▸ **Task prompt**
Copy out everything from the line containing "282, 176, 292]" down to the line containing "166, 56, 178]", swapping each "y-tick-label" for "vertical-axis-label" and keeping the rest as it is.

▸ **Stored items from a collection**
· · · · ·
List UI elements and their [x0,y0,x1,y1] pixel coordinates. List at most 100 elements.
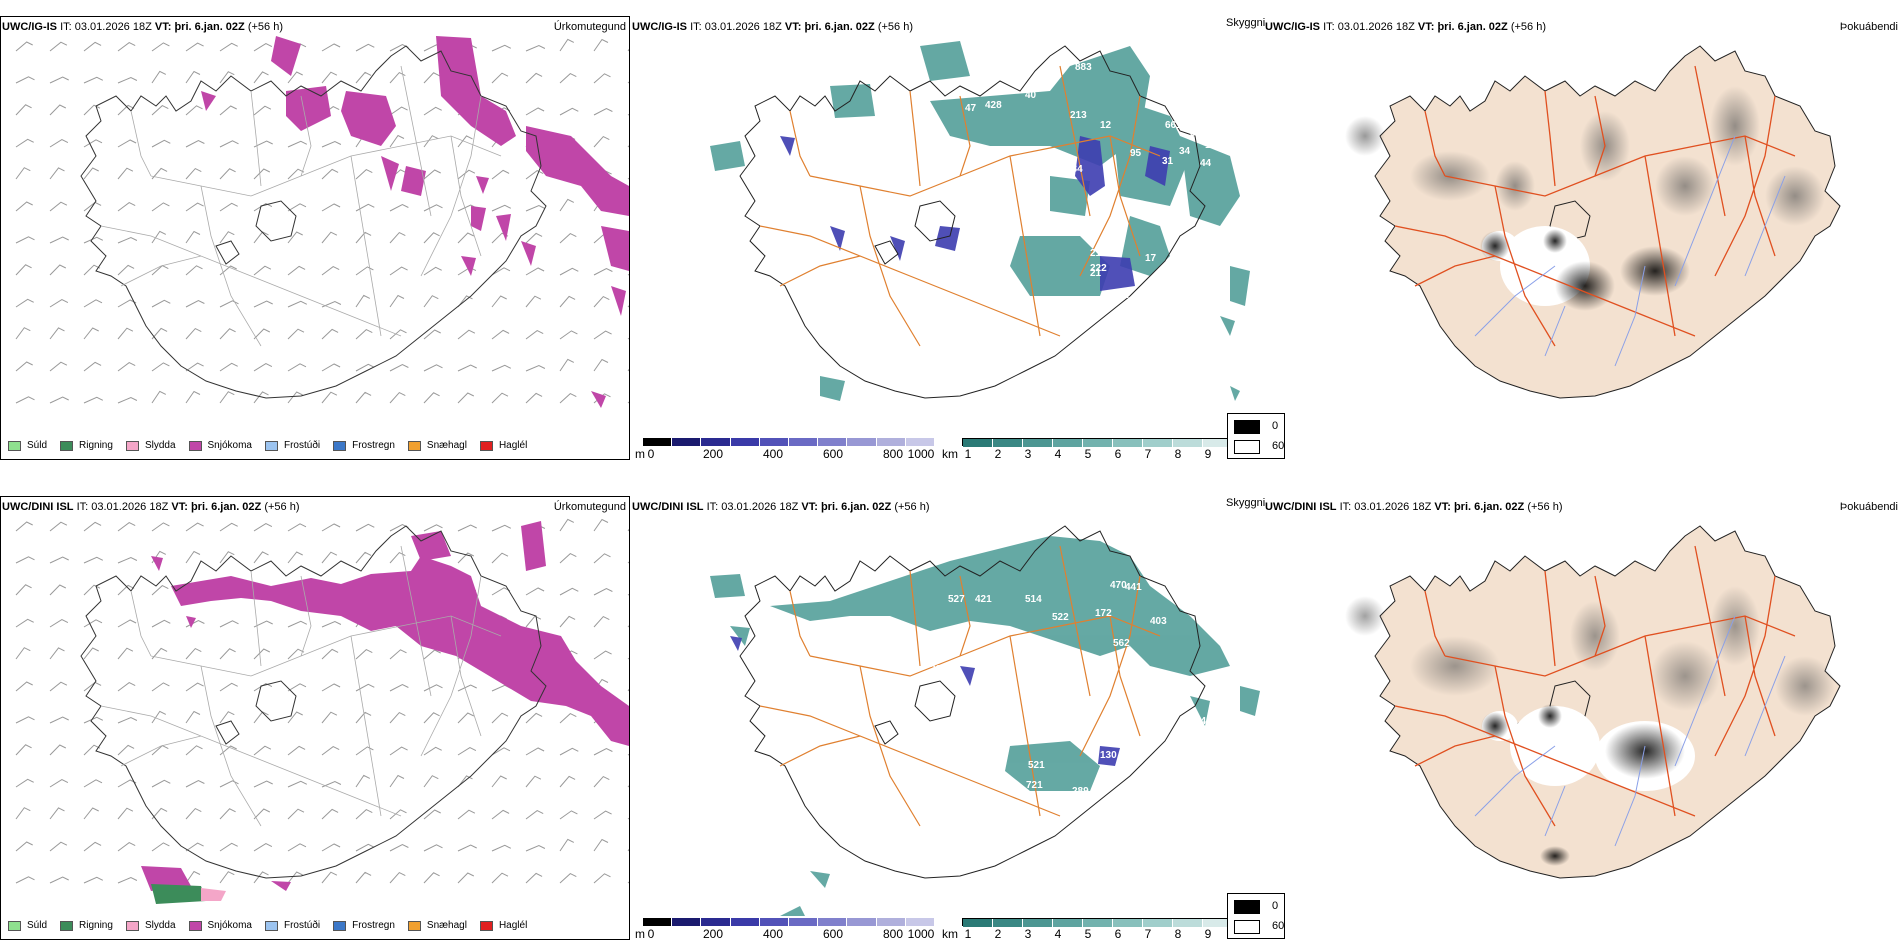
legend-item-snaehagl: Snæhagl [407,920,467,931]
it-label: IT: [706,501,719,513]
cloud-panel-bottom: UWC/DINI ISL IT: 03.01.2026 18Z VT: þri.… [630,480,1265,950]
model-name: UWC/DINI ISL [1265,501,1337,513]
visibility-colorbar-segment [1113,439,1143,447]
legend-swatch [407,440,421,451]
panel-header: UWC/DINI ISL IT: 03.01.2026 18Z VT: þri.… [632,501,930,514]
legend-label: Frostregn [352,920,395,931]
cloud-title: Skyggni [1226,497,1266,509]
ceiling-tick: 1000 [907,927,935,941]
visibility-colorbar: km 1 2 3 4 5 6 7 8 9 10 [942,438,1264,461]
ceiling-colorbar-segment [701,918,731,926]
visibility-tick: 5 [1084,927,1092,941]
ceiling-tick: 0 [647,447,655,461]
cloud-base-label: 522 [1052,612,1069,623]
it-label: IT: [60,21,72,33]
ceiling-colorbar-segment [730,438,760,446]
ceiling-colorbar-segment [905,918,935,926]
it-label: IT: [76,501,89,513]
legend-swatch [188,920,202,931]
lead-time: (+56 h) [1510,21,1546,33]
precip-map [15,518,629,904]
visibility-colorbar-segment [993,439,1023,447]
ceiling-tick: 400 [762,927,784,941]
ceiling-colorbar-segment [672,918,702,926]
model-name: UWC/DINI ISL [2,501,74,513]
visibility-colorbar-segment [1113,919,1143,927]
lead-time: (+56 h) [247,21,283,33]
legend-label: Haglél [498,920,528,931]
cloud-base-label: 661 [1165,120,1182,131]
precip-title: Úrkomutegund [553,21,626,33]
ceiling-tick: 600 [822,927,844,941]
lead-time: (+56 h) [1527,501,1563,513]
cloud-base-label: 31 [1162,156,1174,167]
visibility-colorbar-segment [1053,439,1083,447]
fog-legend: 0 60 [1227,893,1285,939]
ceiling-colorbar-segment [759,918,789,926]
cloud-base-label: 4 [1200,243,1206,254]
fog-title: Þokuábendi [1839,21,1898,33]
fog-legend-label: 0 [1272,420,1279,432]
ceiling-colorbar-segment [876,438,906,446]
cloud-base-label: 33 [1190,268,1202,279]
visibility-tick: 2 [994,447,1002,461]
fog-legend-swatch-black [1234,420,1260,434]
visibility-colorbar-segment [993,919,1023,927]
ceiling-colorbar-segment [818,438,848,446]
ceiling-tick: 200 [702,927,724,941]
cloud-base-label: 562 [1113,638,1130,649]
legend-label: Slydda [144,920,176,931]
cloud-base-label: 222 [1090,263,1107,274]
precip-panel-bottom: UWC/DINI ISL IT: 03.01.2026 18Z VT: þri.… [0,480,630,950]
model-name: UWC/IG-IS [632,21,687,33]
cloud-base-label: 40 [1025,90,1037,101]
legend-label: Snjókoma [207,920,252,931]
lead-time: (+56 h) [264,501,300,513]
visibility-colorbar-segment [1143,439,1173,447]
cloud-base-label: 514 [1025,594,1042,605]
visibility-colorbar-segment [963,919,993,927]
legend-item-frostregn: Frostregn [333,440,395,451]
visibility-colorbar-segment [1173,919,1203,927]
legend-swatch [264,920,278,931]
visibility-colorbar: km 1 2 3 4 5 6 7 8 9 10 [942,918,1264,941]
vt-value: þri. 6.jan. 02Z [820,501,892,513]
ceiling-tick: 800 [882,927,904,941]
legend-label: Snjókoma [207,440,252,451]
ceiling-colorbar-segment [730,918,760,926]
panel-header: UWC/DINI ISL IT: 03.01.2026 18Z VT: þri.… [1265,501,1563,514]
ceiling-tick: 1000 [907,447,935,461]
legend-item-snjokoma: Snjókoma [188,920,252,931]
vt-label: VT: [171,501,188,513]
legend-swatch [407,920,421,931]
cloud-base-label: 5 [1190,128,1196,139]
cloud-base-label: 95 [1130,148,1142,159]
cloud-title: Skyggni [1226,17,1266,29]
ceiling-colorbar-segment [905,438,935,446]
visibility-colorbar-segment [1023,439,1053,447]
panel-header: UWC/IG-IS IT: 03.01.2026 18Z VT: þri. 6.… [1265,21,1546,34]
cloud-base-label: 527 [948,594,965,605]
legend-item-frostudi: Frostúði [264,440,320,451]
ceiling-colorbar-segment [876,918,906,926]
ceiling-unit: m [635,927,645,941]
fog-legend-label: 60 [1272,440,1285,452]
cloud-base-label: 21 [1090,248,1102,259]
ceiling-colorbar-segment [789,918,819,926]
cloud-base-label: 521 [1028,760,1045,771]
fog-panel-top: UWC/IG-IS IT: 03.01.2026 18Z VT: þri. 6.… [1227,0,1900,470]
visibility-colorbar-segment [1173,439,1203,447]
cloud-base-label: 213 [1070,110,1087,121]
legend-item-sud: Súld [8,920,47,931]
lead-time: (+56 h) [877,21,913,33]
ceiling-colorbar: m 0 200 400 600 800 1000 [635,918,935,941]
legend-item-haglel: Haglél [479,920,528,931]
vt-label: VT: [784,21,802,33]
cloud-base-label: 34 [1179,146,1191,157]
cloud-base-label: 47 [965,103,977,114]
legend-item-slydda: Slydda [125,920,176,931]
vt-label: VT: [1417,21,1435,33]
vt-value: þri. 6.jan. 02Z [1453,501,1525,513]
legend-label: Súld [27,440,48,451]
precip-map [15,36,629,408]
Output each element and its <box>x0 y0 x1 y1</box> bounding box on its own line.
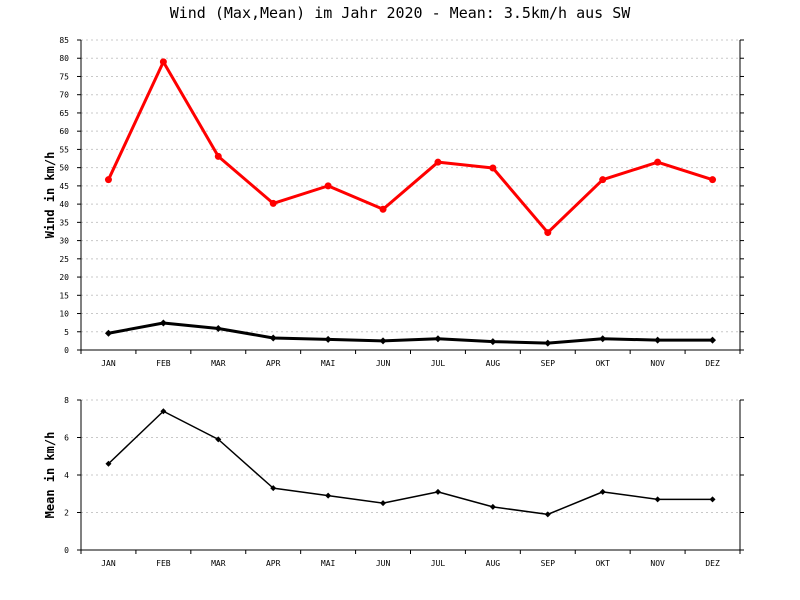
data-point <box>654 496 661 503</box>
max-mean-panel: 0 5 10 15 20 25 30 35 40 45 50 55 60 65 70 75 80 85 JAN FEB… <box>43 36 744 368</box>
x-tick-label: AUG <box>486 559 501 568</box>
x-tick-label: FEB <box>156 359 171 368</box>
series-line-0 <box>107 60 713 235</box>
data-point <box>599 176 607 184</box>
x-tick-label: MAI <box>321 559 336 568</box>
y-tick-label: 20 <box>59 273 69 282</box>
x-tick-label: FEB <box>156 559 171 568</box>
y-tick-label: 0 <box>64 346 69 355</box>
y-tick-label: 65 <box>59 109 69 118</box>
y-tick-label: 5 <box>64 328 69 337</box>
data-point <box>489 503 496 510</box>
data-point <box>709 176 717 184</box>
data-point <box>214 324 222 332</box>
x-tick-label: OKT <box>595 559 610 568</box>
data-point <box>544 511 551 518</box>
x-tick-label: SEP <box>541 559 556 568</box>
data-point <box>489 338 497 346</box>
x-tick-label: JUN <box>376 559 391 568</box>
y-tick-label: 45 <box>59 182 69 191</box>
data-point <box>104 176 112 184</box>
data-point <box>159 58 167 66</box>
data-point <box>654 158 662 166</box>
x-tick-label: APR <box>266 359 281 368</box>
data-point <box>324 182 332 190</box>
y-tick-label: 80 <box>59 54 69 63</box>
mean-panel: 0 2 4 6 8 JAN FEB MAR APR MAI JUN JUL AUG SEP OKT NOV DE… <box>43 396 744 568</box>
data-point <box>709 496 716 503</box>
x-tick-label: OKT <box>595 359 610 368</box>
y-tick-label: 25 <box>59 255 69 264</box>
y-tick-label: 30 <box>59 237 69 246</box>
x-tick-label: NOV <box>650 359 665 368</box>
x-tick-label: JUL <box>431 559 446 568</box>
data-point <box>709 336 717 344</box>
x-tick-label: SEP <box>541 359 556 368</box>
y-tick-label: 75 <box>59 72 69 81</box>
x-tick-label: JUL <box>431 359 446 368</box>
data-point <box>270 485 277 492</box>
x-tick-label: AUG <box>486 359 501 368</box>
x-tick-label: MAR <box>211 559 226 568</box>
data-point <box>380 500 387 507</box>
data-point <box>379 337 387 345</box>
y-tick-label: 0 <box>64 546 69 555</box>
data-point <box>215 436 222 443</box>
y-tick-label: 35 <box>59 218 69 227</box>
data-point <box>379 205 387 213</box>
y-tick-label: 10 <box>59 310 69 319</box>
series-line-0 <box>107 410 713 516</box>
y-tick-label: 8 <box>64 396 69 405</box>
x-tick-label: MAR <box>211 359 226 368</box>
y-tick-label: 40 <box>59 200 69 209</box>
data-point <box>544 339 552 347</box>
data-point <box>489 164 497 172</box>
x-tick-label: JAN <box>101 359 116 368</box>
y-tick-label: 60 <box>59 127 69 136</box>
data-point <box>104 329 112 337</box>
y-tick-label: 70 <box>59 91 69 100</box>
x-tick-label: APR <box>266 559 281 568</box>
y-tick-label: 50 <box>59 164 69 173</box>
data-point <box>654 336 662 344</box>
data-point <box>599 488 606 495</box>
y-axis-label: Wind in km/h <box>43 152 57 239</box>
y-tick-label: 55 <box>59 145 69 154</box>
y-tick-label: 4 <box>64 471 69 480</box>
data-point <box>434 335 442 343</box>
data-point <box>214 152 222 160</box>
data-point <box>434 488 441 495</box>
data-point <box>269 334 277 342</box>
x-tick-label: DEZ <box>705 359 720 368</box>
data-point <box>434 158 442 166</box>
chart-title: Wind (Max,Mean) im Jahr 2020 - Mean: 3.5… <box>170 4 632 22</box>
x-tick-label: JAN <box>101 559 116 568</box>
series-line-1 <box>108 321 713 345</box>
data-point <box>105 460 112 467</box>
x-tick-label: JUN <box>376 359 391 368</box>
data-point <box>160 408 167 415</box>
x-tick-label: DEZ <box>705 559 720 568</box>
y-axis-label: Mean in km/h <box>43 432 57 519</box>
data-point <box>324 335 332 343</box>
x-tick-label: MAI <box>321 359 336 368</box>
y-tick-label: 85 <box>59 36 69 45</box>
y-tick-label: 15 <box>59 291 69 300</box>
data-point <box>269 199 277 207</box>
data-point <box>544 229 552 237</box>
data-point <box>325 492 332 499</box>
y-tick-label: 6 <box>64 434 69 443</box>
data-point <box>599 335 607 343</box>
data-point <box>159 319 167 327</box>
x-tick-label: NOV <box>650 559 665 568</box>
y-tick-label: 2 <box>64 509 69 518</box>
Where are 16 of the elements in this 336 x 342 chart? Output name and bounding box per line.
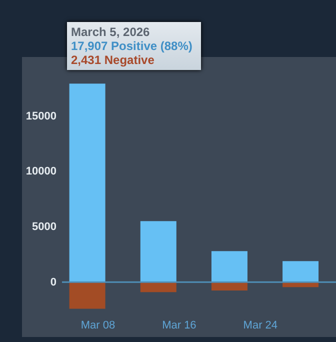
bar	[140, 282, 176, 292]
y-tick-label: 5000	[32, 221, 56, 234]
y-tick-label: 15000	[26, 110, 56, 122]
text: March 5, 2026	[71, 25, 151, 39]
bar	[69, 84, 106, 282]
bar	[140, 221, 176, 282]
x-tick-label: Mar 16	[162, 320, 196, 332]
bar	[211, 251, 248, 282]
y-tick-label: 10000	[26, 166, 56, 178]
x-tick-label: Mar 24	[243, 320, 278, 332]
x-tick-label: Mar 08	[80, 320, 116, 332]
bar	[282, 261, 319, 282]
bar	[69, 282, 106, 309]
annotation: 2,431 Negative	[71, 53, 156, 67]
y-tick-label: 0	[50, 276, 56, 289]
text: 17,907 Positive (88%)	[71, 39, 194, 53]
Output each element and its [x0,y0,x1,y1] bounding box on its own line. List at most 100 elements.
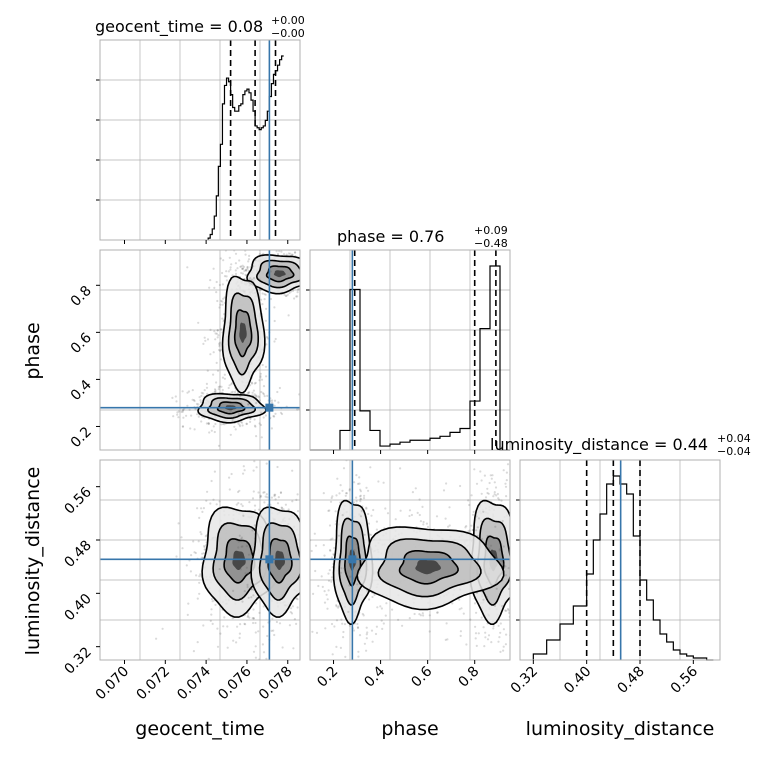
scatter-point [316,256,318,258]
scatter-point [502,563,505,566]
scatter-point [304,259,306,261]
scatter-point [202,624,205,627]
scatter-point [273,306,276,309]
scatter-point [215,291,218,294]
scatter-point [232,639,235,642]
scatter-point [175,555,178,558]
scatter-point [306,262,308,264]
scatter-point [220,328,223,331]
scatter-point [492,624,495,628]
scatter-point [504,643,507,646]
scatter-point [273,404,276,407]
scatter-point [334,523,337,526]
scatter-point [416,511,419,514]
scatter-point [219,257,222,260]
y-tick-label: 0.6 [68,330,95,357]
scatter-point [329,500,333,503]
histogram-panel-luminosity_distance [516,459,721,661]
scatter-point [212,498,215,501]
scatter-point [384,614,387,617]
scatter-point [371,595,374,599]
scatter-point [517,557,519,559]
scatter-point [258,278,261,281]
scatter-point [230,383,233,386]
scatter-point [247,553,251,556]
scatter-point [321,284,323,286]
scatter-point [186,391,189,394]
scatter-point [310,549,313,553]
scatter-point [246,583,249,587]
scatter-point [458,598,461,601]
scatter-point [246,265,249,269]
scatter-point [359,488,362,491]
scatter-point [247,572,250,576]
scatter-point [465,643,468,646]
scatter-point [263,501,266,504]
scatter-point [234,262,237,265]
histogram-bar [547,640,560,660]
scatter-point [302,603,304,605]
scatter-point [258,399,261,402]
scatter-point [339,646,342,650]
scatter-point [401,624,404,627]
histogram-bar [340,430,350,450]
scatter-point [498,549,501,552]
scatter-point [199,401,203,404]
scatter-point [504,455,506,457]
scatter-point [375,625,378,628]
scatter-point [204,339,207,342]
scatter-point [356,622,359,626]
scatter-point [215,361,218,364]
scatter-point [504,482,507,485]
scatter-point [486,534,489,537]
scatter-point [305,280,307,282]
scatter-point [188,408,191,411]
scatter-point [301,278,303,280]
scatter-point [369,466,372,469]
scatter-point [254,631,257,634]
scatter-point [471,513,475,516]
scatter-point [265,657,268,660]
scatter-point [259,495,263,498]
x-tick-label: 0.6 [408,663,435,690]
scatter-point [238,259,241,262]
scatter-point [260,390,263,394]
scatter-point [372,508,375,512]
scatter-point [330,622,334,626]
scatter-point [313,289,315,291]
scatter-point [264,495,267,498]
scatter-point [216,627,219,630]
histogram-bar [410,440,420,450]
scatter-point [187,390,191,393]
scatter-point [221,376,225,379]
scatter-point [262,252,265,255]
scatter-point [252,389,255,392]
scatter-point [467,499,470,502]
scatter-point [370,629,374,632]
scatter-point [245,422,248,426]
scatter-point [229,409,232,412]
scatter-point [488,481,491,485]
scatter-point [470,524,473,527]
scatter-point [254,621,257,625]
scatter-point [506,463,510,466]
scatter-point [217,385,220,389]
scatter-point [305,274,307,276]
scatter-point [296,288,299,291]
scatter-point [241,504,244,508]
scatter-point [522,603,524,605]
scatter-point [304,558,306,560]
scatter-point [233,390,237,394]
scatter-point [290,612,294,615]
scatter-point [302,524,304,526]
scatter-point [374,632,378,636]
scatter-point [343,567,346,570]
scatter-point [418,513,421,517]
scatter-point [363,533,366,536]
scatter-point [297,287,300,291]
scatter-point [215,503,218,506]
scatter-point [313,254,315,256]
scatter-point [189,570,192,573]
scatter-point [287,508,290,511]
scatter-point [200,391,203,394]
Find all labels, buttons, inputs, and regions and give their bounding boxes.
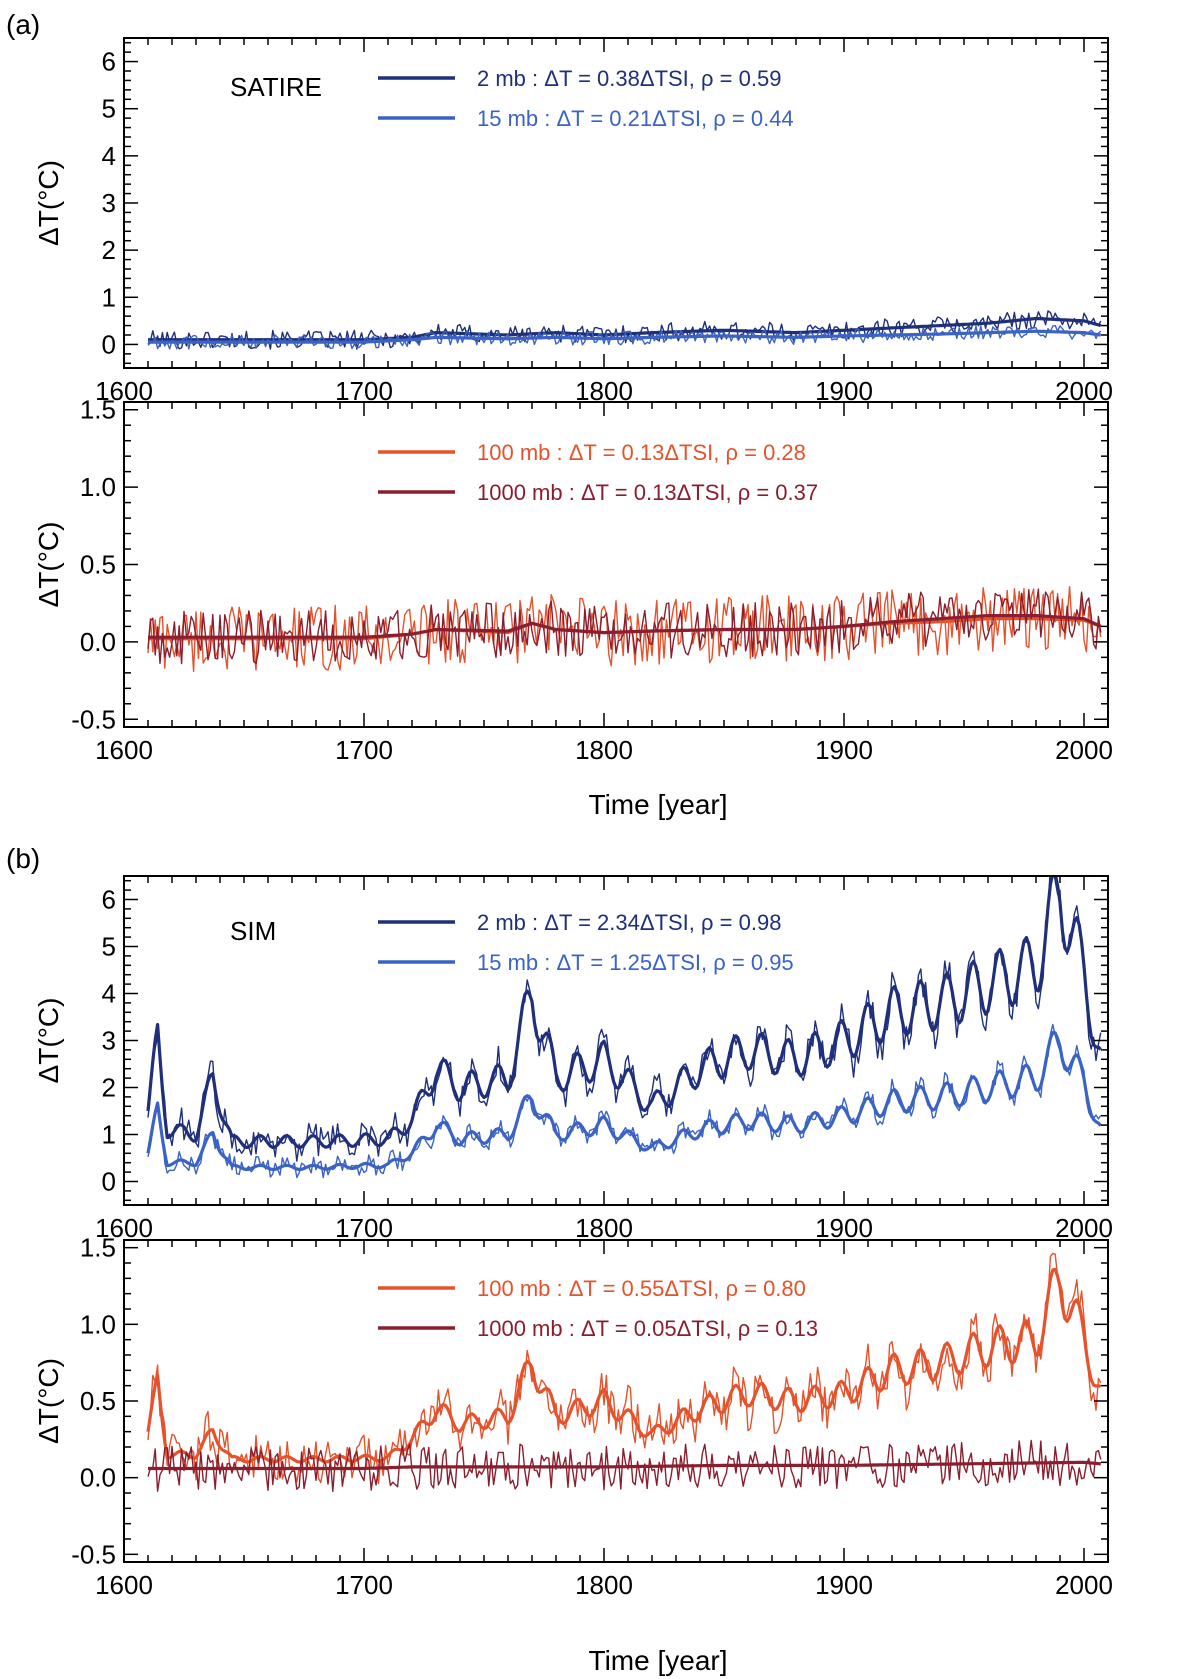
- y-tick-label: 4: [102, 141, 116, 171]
· · · · ·
▸ **Expected answer**
bar	[140, 282, 176, 292]
vertical-axis-label: 5000	[32, 221, 56, 234]
vertical-axis-label: 15000	[26, 110, 56, 122]
text: March 5, 2026	[71, 25, 151, 39]
bar	[69, 84, 106, 282]
bar	[140, 221, 176, 282]
x-tick-label: Mar 16	[162, 320, 196, 332]
bar	[211, 251, 248, 282]
vertical-axis-label: 10000	[26, 166, 56, 178]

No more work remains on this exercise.